#### Aim
Reproduce each line of the material precisely.

╭─ Records to use

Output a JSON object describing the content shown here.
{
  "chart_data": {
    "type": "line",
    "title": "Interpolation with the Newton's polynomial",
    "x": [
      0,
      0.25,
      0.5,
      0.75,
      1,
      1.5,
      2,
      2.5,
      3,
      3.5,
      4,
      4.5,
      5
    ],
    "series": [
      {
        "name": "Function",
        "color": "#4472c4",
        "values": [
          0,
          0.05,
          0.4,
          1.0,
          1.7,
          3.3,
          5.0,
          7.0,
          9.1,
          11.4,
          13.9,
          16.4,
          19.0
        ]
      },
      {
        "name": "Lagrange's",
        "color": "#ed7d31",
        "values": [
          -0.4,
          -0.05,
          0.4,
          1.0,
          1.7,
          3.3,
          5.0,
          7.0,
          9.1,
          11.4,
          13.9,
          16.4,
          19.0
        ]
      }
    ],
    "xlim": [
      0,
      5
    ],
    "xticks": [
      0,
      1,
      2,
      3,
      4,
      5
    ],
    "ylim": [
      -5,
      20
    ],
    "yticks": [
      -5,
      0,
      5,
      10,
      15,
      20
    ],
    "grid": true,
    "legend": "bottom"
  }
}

╰─

#### Output of the exercise
Output a JSON object describing the content shown here.
{
  "chart_data": {
    "type": "line",
    "title": "Interpolation with the Newton's polynomial",
    "x": [
      0,
      0.25,
      0.5,
      0.75,
      1,
      1.5,
      2,
      2.5,
      3,
      3.5,
      4,
      4.5,
      5
    ],
    "series": [
      {
        "name": "Function",
        "color": "#4472c4",
        "values": [
          0,
          0.05,
          0.4,
          1.0,
          1.7,
          3.3,
          5.0,
          7.0,
          9.1,
          11.4,
          13.9,
          16.4,
          19.0
        ]
      },
      {
        "name": "Lagrange's",
        "color": "#ed7d31",
        "values": [
          -0.4,
          -0.05,
          0.4,
          1.0,
          1.7,
          3.3,
          5.0,
          7.0,
          9.1,
          11.4,
          13.9,
          16.4,
          19.0
        ]
      }
    ],
    "xlim": [
      0,
      5
    ],
    "xticks": [
      0,
      1,
      2,
      3,
      4,
      5
    ],
    "ylim": [
      -5,
      20
    ],
    "yticks": [
      -5,
      0,
      5,
      10,
      15,
      20
    ],
    "grid": true,
    "legend": "bottom"
  }
}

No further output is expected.